## Exercise prompt
In the records below, pick out all lines containing the word "Good".

## Record excerpts
○ ○ ○

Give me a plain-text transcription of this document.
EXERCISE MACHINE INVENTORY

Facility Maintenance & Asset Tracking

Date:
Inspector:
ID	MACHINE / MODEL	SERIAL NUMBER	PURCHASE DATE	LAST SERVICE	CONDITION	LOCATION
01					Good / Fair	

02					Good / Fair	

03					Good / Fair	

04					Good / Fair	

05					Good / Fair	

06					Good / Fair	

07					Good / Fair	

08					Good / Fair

○ ○ ○

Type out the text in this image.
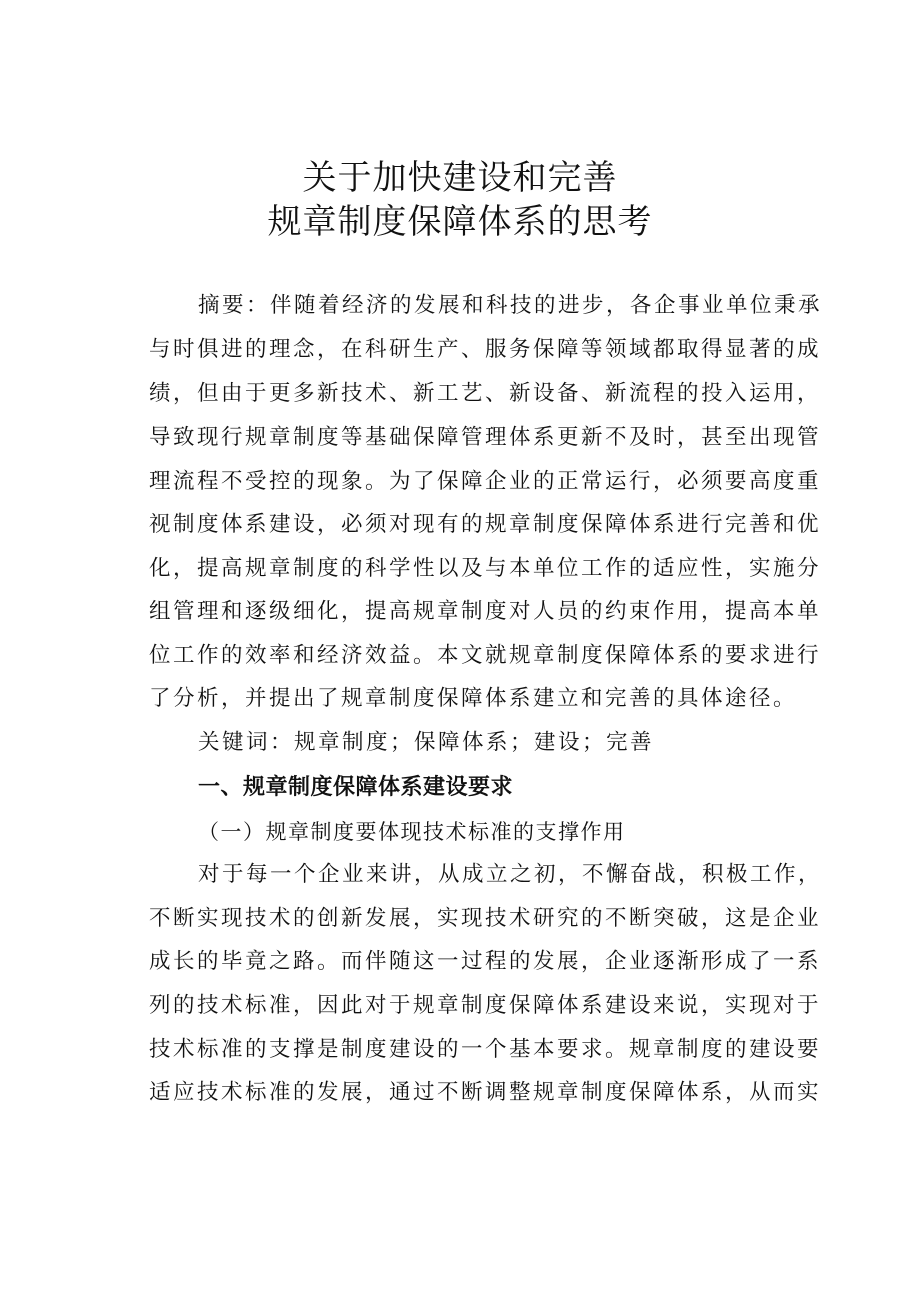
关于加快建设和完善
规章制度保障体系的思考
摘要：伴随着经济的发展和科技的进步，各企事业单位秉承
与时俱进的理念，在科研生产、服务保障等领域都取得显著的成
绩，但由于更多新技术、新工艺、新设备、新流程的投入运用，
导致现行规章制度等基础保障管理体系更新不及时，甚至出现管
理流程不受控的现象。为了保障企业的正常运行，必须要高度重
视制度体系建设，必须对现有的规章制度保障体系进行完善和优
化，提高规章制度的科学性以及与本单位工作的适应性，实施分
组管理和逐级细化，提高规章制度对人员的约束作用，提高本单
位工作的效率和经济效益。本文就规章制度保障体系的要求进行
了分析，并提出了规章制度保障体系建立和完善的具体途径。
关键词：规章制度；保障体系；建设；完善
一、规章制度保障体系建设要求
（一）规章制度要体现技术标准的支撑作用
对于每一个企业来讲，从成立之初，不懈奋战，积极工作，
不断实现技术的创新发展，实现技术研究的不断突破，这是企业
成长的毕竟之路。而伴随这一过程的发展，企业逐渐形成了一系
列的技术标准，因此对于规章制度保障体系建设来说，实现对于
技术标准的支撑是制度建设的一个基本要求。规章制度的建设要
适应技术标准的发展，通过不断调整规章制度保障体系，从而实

○ ○ ○

## The completed task
01					Good / Fair	
02					Good / Fair	
03					Good / Fair	
04					Good / Fair	
05					Good / Fair	
06					Good / Fair	
07					Good / Fair	
08					Good / Fair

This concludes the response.